What you are asked to do » Search the records for "into" and copy each line that holds it.

Rows »
-.-.-

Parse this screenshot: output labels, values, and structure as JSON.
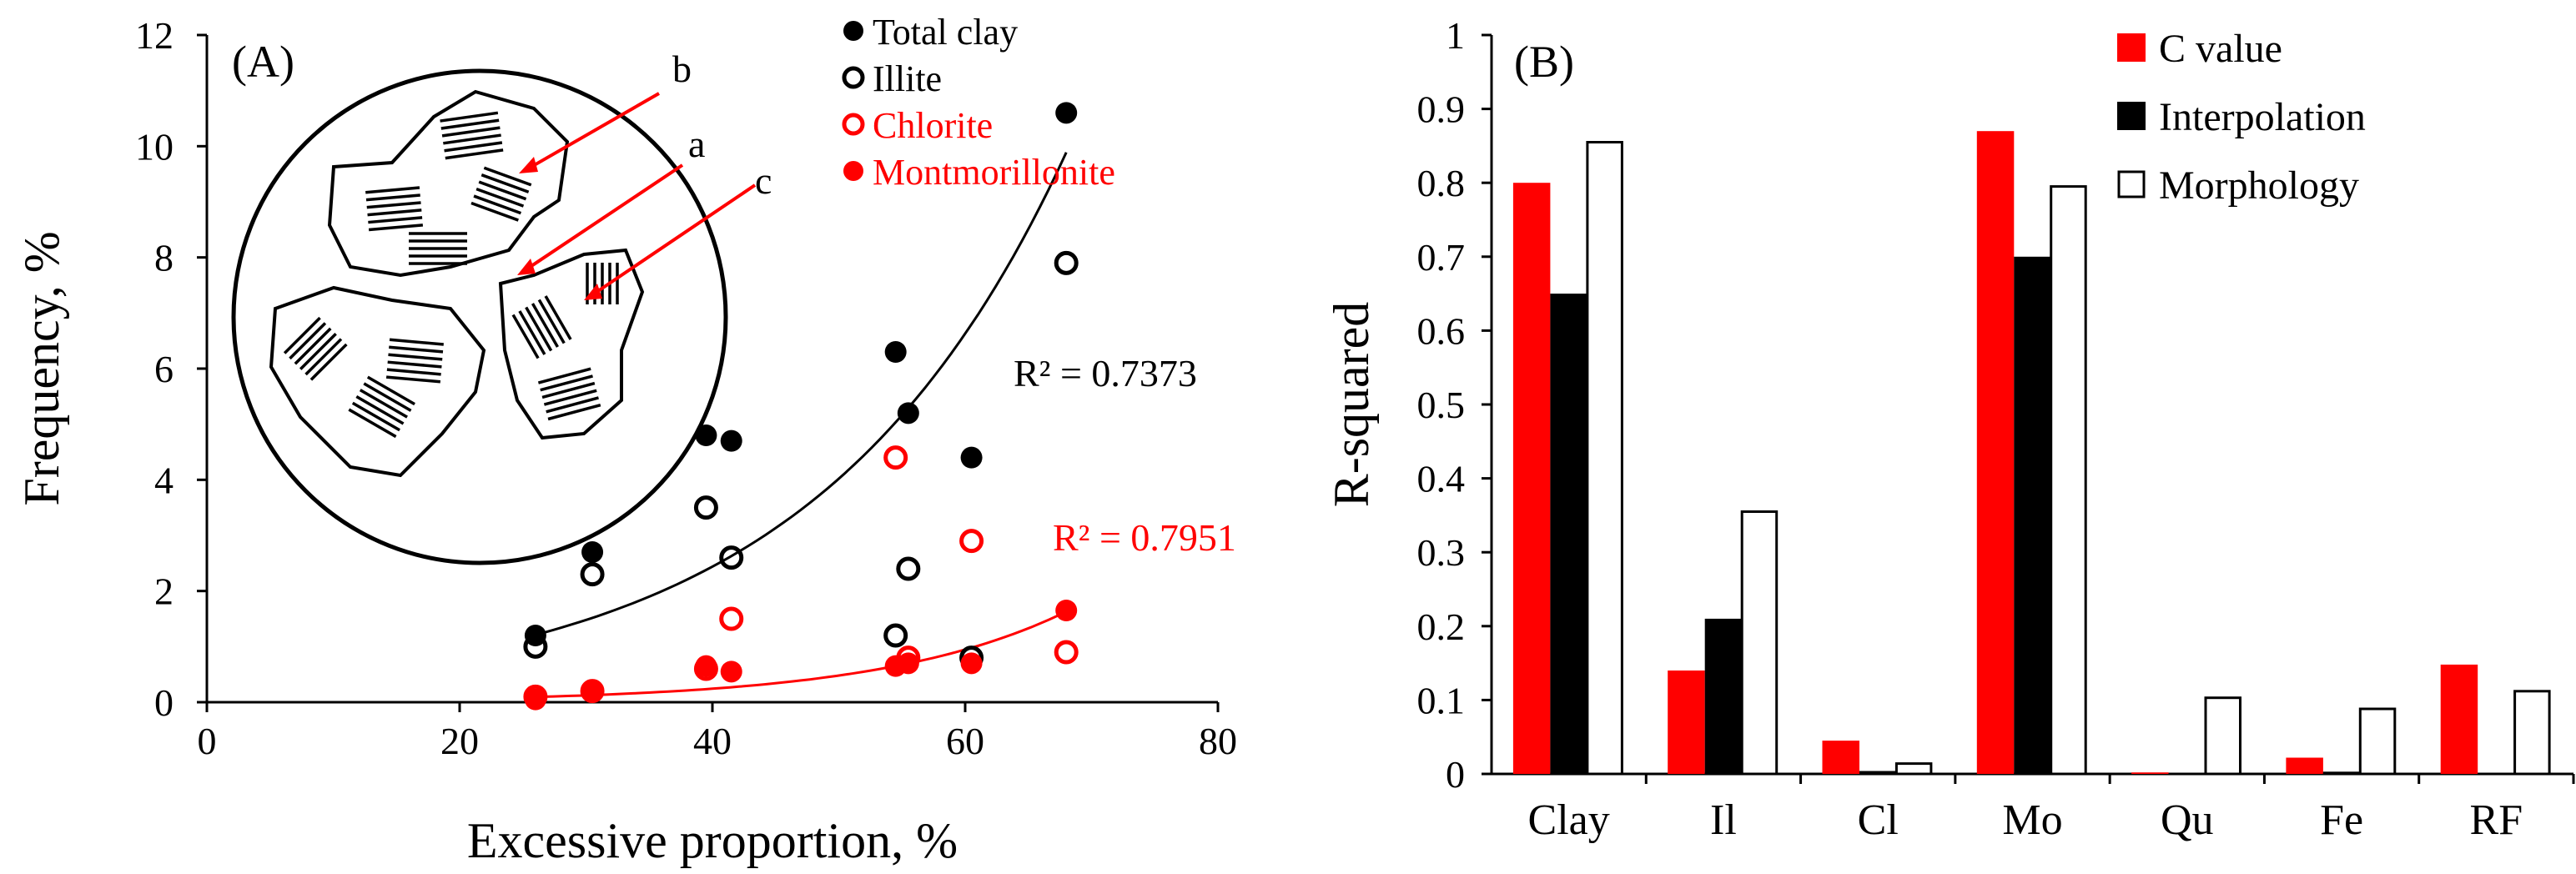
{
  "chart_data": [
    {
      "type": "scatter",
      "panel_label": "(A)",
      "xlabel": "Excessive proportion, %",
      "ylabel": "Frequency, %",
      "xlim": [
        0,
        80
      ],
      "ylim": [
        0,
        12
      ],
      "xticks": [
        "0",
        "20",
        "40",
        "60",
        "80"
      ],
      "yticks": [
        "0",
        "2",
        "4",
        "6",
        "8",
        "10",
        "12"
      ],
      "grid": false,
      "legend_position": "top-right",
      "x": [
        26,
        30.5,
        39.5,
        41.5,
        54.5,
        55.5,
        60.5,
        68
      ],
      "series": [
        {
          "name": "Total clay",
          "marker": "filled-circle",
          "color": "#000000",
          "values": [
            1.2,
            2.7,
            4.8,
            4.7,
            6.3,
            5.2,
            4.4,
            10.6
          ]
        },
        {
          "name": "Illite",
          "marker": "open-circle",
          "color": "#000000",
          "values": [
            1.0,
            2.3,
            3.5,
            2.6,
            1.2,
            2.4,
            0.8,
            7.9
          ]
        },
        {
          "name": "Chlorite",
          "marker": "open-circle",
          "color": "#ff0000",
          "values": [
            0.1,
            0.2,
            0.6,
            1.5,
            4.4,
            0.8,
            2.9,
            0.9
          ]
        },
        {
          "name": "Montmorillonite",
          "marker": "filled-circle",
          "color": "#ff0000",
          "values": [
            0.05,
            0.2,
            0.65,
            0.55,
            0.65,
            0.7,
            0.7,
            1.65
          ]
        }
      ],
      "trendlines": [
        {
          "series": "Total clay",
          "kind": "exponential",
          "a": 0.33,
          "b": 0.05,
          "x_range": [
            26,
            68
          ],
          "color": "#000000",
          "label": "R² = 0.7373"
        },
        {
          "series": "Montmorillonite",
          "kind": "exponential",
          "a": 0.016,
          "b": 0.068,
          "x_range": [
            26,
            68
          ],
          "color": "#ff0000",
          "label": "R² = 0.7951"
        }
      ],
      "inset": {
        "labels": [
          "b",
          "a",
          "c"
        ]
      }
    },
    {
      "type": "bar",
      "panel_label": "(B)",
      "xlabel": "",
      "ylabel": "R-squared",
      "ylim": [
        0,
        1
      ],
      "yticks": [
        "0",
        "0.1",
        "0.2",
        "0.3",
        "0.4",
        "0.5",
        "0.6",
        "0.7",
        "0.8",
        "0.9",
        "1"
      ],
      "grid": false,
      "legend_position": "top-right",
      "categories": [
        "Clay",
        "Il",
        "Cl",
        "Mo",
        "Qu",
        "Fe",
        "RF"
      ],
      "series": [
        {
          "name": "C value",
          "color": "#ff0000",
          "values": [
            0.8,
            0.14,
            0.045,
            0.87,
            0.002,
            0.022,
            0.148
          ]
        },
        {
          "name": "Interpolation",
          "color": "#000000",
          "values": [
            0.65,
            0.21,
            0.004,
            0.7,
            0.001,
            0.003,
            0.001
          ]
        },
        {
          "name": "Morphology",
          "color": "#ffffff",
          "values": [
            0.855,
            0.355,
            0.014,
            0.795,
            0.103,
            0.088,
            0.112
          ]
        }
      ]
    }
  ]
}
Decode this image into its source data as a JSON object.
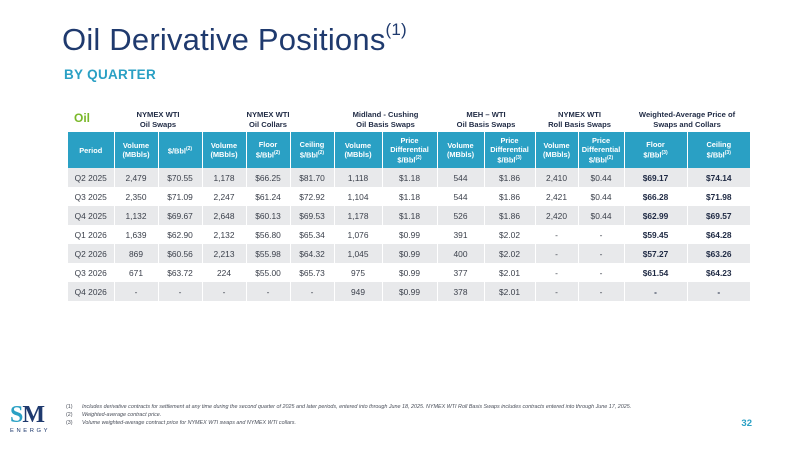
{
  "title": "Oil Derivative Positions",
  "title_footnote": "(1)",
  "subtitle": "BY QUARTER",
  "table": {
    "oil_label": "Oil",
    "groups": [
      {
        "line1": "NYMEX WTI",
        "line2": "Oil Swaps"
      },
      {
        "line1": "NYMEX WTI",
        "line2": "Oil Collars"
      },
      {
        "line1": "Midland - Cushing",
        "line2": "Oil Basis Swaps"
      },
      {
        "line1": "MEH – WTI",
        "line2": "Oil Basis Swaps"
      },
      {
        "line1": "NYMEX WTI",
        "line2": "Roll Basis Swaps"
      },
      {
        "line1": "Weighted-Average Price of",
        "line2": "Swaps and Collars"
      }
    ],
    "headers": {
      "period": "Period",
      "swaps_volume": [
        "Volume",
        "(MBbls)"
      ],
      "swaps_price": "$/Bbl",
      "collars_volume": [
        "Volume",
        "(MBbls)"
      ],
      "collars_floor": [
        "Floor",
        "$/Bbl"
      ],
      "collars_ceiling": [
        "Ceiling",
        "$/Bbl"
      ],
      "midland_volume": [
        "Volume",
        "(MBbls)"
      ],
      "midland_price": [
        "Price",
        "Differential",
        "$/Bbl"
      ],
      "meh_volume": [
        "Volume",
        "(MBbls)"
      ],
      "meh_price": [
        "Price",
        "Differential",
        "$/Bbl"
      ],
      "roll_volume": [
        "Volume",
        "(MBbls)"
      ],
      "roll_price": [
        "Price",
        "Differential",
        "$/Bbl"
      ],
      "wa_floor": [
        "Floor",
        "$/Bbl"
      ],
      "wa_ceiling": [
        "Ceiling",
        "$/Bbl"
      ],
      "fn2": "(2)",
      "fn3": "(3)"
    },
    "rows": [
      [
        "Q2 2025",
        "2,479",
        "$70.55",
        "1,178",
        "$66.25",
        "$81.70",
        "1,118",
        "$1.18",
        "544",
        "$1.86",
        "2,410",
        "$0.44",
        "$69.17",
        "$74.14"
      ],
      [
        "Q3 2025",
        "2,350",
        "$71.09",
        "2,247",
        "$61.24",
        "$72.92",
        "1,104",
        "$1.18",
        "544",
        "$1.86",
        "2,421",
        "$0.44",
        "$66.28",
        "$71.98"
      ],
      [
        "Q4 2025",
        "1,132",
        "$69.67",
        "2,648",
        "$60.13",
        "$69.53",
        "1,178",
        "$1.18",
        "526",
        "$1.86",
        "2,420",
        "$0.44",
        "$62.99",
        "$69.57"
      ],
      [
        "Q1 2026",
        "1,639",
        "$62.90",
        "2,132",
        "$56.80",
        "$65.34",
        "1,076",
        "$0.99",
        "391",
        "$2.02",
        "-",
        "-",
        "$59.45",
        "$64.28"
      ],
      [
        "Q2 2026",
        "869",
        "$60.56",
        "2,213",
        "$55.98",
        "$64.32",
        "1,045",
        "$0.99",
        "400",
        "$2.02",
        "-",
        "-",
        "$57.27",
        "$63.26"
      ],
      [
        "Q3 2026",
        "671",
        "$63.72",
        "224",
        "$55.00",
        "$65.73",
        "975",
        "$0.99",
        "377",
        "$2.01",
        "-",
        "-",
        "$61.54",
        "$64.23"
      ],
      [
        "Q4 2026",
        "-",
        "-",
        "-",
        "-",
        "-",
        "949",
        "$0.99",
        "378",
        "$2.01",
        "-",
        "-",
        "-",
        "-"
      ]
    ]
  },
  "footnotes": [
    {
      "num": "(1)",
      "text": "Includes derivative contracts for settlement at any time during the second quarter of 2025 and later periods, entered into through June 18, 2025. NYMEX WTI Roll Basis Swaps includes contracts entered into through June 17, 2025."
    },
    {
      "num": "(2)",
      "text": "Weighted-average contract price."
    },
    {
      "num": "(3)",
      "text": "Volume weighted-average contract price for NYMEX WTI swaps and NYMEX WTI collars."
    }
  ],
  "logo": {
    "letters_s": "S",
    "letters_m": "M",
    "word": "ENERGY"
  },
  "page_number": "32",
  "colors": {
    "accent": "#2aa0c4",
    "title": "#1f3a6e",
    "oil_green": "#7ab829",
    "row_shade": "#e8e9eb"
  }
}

-.-.-

Task output »
Decode this image into its source data as a JSON object.
      "text": "Includes derivative contracts for settlement at any time during the second quarter of 2025 and later periods, entered into through June 18, 2025. NYMEX WTI Roll Basis Swaps includes contracts entered into through June 17, 2025."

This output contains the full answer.